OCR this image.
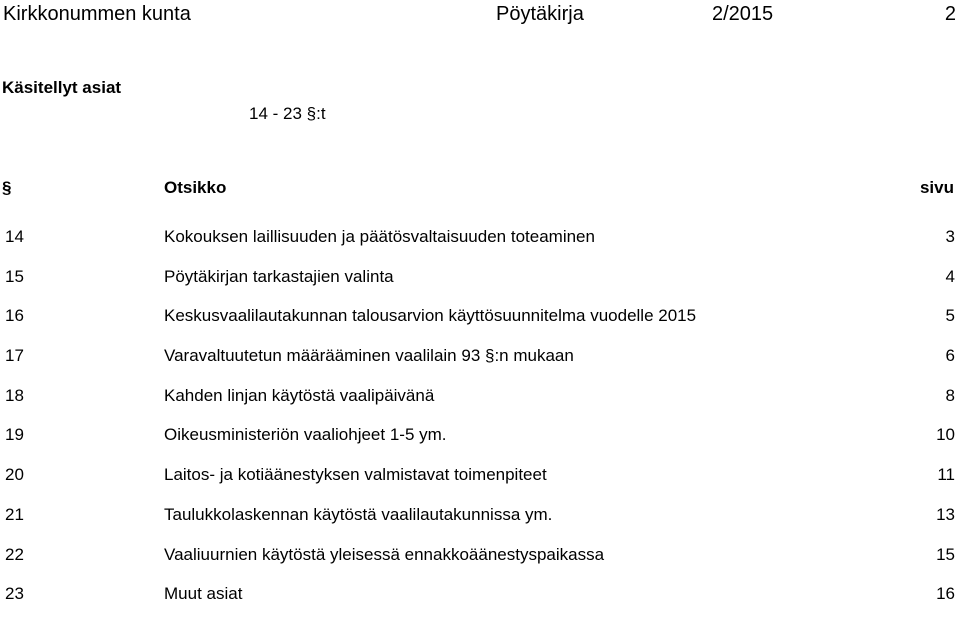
Kirkkonummen kunta	Pöytäkirja	2/2015	2
Käsitellyt asiat
14 - 23 §:t
§	Otsikko	sivu
14	Kokouksen laillisuuden ja päätösvaltaisuuden toteaminen	3
15	Pöytäkirjan tarkastajien valinta	4
16	Keskusvaalilautakunnan talousarvion käyttösuunnitelma vuodelle 2015	5
17	Varavaltuutetun määrääminen vaalilain 93 §:n mukaan	6
18	Kahden linjan käytöstä vaalipäivänä	8
19	Oikeusministeriön vaaliohjeet 1-5 ym.	10
20	Laitos- ja kotiäänestyksen valmistavat toimenpiteet	11
21	Taulukkolaskennan käytöstä vaalilautakunnissa ym.	13
22	Vaaliuurnien käytöstä yleisessä ennakkoäänestyspaikassa	15
23	Muut asiat	16
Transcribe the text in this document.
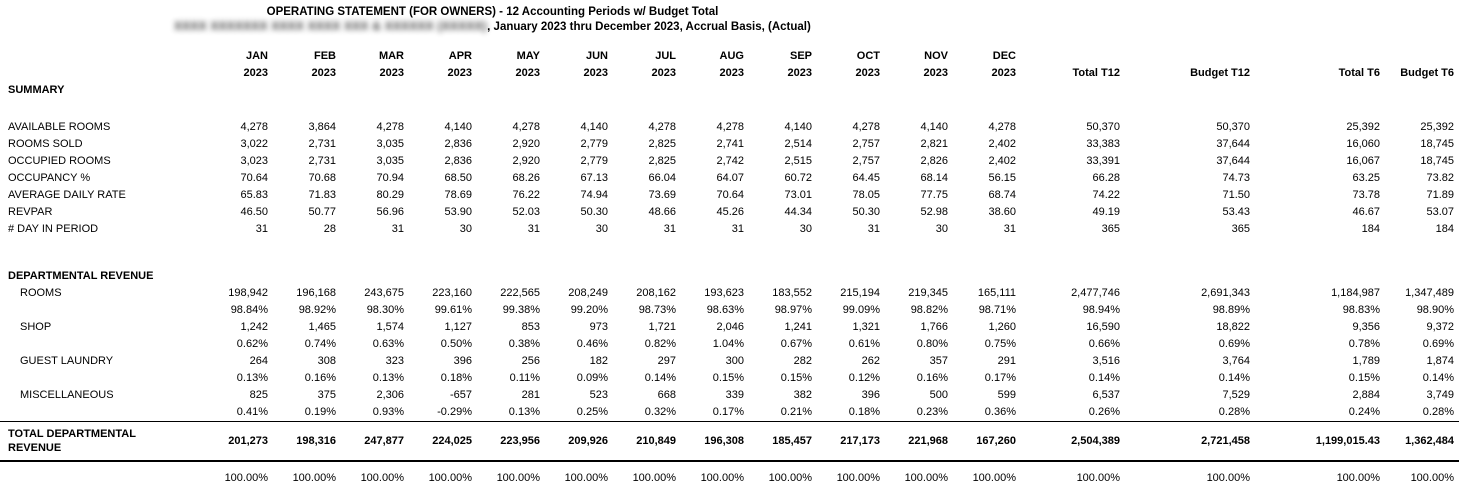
OPERATING STATEMENT (FOR OWNERS) - 12 Accounting Periods w/ Budget Total
XXXX XXXXXXX XXXX XXXX XXX & XXXXXX (XXXXX), January 2023 thru December 2023, Accrual Basis, (Actual)
	JAN	FEB	MAR	APR	MAY	JUN	JUL	AUG	SEP	OCT	NOV	DEC				
	2023	2023	2023	2023	2023	2023	2023	2023	2023	2023	2023	2023	Total T12	Budget T12	Total T6	Budget T6
SUMMARY																
AVAILABLE ROOMS	4,278	3,864	4,278	4,140	4,278	4,140	4,278	4,278	4,140	4,278	4,140	4,278	50,370	50,370	25,392	25,392
ROOMS SOLD	3,022	2,731	3,035	2,836	2,920	2,779	2,825	2,741	2,514	2,757	2,821	2,402	33,383	37,644	16,060	18,745
OCCUPIED ROOMS	3,023	2,731	3,035	2,836	2,920	2,779	2,825	2,742	2,515	2,757	2,826	2,402	33,391	37,644	16,067	18,745
OCCUPANCY %	70.64	70.68	70.94	68.50	68.26	67.13	66.04	64.07	60.72	64.45	68.14	56.15	66.28	74.73	63.25	73.82
AVERAGE DAILY RATE	65.83	71.83	80.29	78.69	76.22	74.94	73.69	70.64	73.01	78.05	77.75	68.74	74.22	71.50	73.78	71.89
REVPAR	46.50	50.77	56.96	53.90	52.03	50.30	48.66	45.26	44.34	50.30	52.98	38.60	49.19	53.43	46.67	53.07
# DAY IN PERIOD	31	28	31	30	31	30	31	31	30	31	30	31	365	365	184	184
DEPARTMENTAL REVENUE																
ROOMS	198,942	196,168	243,675	223,160	222,565	208,249	208,162	193,623	183,552	215,194	219,345	165,111	2,477,746	2,691,343	1,184,987	1,347,489
	98.84%	98.92%	98.30%	99.61%	99.38%	99.20%	98.73%	98.63%	98.97%	99.09%	98.82%	98.71%	98.94%	98.89%	98.83%	98.90%
SHOP	1,242	1,465	1,574	1,127	853	973	1,721	2,046	1,241	1,321	1,766	1,260	16,590	18,822	9,356	9,372
	0.62%	0.74%	0.63%	0.50%	0.38%	0.46%	0.82%	1.04%	0.67%	0.61%	0.80%	0.75%	0.66%	0.69%	0.78%	0.69%
GUEST LAUNDRY	264	308	323	396	256	182	297	300	282	262	357	291	3,516	3,764	1,789	1,874
	0.13%	0.16%	0.13%	0.18%	0.11%	0.09%	0.14%	0.15%	0.15%	0.12%	0.16%	0.17%	0.14%	0.14%	0.15%	0.14%
MISCELLANEOUS	825	375	2,306	-657	281	523	668	339	382	396	500	599	6,537	7,529	2,884	3,749
	0.41%	0.19%	0.93%	-0.29%	0.13%	0.25%	0.32%	0.17%	0.21%	0.18%	0.23%	0.36%	0.26%	0.28%	0.24%	0.28%

TOTAL DEPARTMENTAL REVENUE	201,273	198,316	247,877	224,025	223,956	209,926	210,849	196,308	185,457	217,173	221,968	167,260	2,504,389	2,721,458	1,199,015.43	1,362,484
	100.00%	100.00%	100.00%	100.00%	100.00%	100.00%	100.00%	100.00%	100.00%	100.00%	100.00%	100.00%	100.00%	100.00%	100.00%	100.00%
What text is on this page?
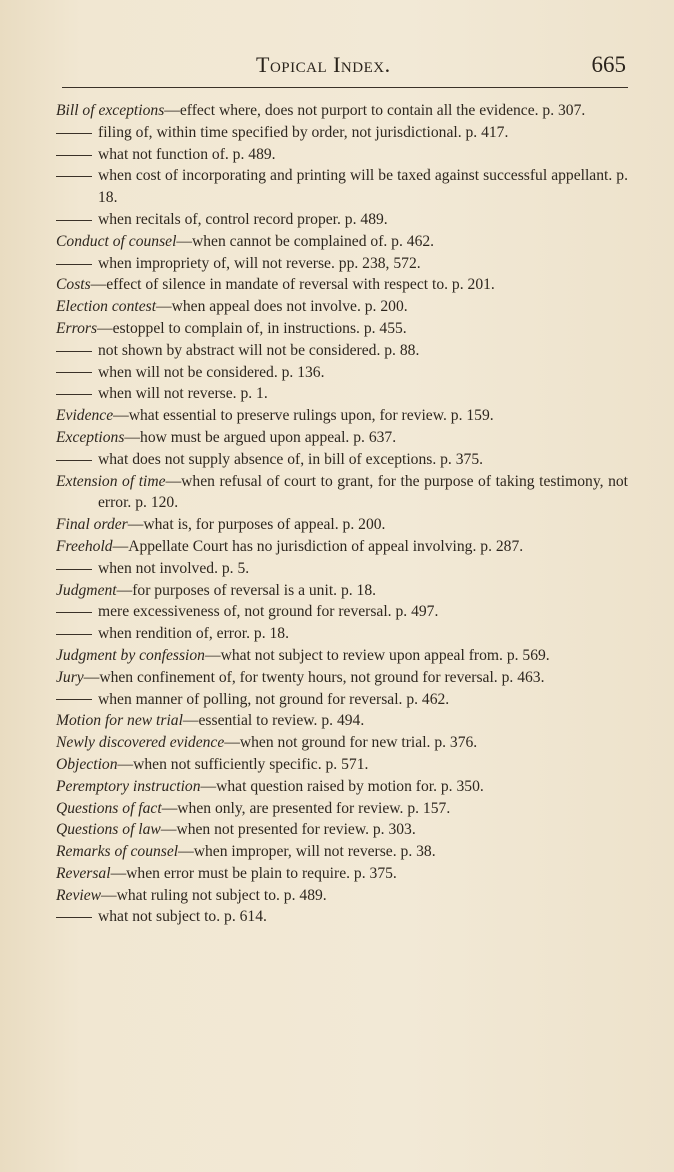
Topical Index.	665

Bill of exceptions—effect where, does not purport to contain all the evidence. p. 307.

filing of, within time specified by order, not jurisdictional. p. 417.

what not function of. p. 489.

when cost of incorporating and printing will be taxed against successful appellant. p. 18.

when recitals of, control record proper. p. 489.

Conduct of counsel—when cannot be complained of. p. 462.

when impropriety of, will not reverse. pp. 238, 572.

Costs—effect of silence in mandate of reversal with respect to. p. 201.

Election contest—when appeal does not involve. p. 200.

Errors—estoppel to complain of, in instructions. p. 455.

not shown by abstract will not be considered. p. 88.

when will not be considered. p. 136.

when will not reverse. p. 1.

Evidence—what essential to preserve rulings upon, for review. p. 159.

Exceptions—how must be argued upon appeal. p. 637.

what does not supply absence of, in bill of exceptions. p. 375.

Extension of time—when refusal of court to grant, for the purpose of taking testimony, not error. p. 120.

Final order—what is, for purposes of appeal. p. 200.

Freehold—Appellate Court has no jurisdiction of appeal involving. p. 287.

when not involved. p. 5.

Judgment—for purposes of reversal is a unit. p. 18.

mere excessiveness of, not ground for reversal. p. 497.

when rendition of, error. p. 18.

Judgment by confession—what not subject to review upon appeal from. p. 569.

Jury—when confinement of, for twenty hours, not ground for reversal. p. 463.

when manner of polling, not ground for reversal. p. 462.

Motion for new trial—essential to review. p. 494.

Newly discovered evidence—when not ground for new trial. p. 376.

Objection—when not sufficiently specific. p. 571.

Peremptory instruction—what question raised by motion for. p. 350.

Questions of fact—when only, are presented for review. p. 157.

Questions of law—when not presented for review. p. 303.

Remarks of counsel—when improper, will not reverse. p. 38.

Reversal—when error must be plain to require. p. 375.

Review—what ruling not subject to. p. 489.

what not subject to. p. 614.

■ ■ ■ ■ ■ ■ ■

Stated goal. Scan the material above. Extract every line in which the word "Questions" occurs.

Result of the task.
Questions of fact—when only, are presented for review. p. 157.
Questions of law—when not presented for review. p. 303.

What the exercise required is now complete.